1. O
Papa está a tornar-se a referência dos que precisam de energia espiritual para
resistir à idolatria do dinheiro, à tirania dos mercados, à especulação
financeira, à economia que mata, às políticas que consideram os doentes e os
velhos um estorvo e o desemprego uma fatalidade.
Como não há coragem, nem
dentro nem fora da Igreja, para o mandar calar de vez, os seus adversários encomendaram
a jornalistas e comentadores de serviço, a sua desvalorização: este Papa não
diz nada de novo; repete o que está dito e redito, desde o séc. XIX, na Doutrina
Social da Igreja, não passa de um populista.
Os desconsolados com o Papa Francisco não são
contra a solidariedade. Sabem o que fazer para que nunca haja falta de pobres.
Insuportável é o método do seu
discurso e actuação: convocar toda a Igreja a olhar este mundo a partir dos
excluídos, mudar o centro da sua missão para a periferia e organizar-se a
partir daí.
Sonho, diz o Papa na Exortação Evangelli Gaudium, com a opção missionária capaz de
transformar os costumes, os estilos, os horários, a linguagem e toda a
estrutura eclesial num canal de evangelização e não apenas um instrumento da
sua auto-preservação. Pertence ao Bispo promover uma comunhão dinâmica, aberta
e missionária na sua diocese. Deverá estimular e procurar um amadurecimento dos
organismos de participação propostos pelo Código
de Direito Canónico e de outras formas de diálogo pastoral, com o desejo de
ouvir todos e não apenas alguns, sempre
prontos a lisonjeá-lo.
“Dado que
sou chamado a viver aquilo que peço aos outros, devo pensar também numa
conversão do papado. Compete-me, como Bispo de Roma, permanecer aberto às
sugestões tendentes a um exercício do meu ministério que o torne mais fiel ao
significado que Jesus Cristo lhe deu e às necessidades actuais da evangelização”
(n. 32).
O Papa pede o abandono de um critério pastoral
muito cómodo e muito usado: “fez-se
sempre assim”. Convida todos, sem contemplações, a serem ousados e
criativos na tarefa de repensar os objectivos, as estruturas, o estilo e os
métodos evangelizadores das respectivas comunidades. Vai mais longe: ”Uma
identificação dos fins, sem uma condigna busca comunitária dos meios para os
alcançar, está condenada a traduzir-se em mera fantasia” (n.33).

→ Conteúdo dos dados
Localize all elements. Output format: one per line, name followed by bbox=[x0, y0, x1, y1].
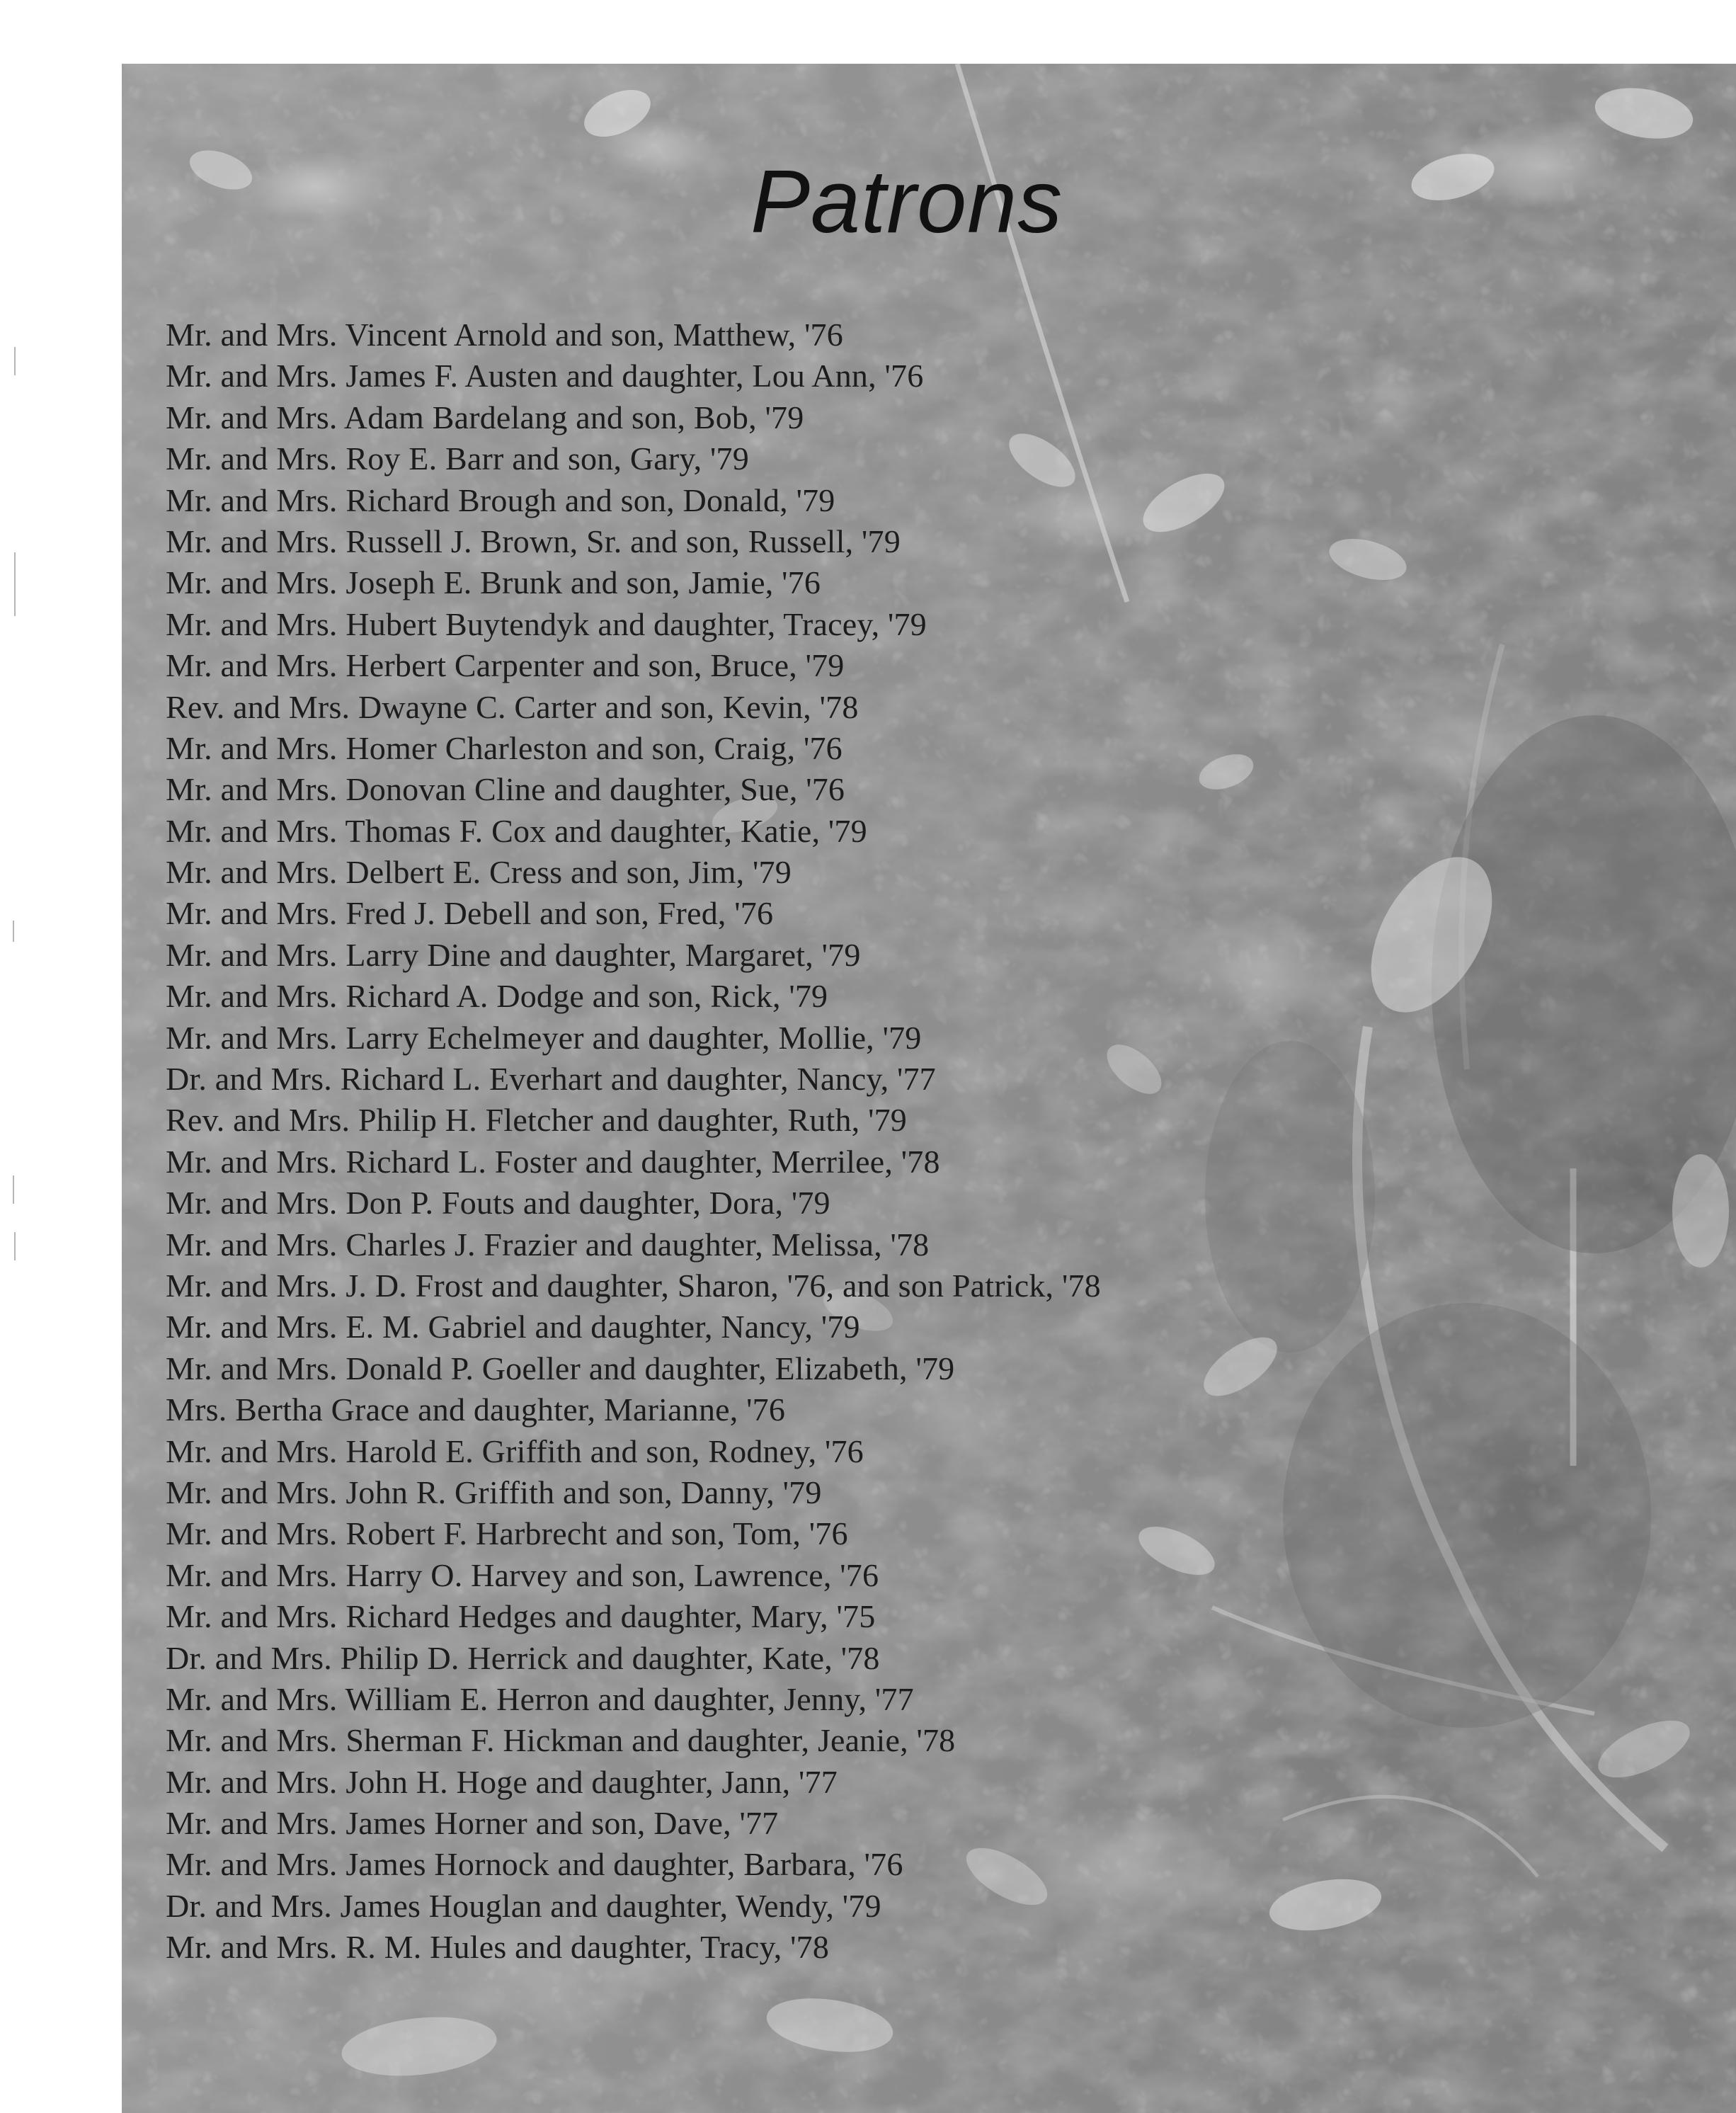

→ Tarefas propostas
**A)** No texto sobre o Papa Francisco, que critério pastoral muito cómodo e muito usado o Papa pede que seja abandonado?
**B)** Dê continuidade ao texto sobre o Papa Francisco, começando logo após a última frase apresentada.

→ Respostas
**A)** O critério do «fez-se sempre assim».

**B)**
2. Recorre
ao Vaticano II para afirmar a hierarquia
das verdades da doutrina católica, dado que nem todas têm o mesmo vínculo
com o fundamento da fé cristã. Isto é tão válido para os dogmas de fé, como
para o conjunto dos ensinamentos da Igreja, incluindo a doutrina moral (n.36). Invoca
S. Tomás de Aquino para dizer que na mensagem moral da Igreja há uma hierarquia nas virtudes e acções que
dela procedem. A misericórdia é a maior
de todas as virtudes.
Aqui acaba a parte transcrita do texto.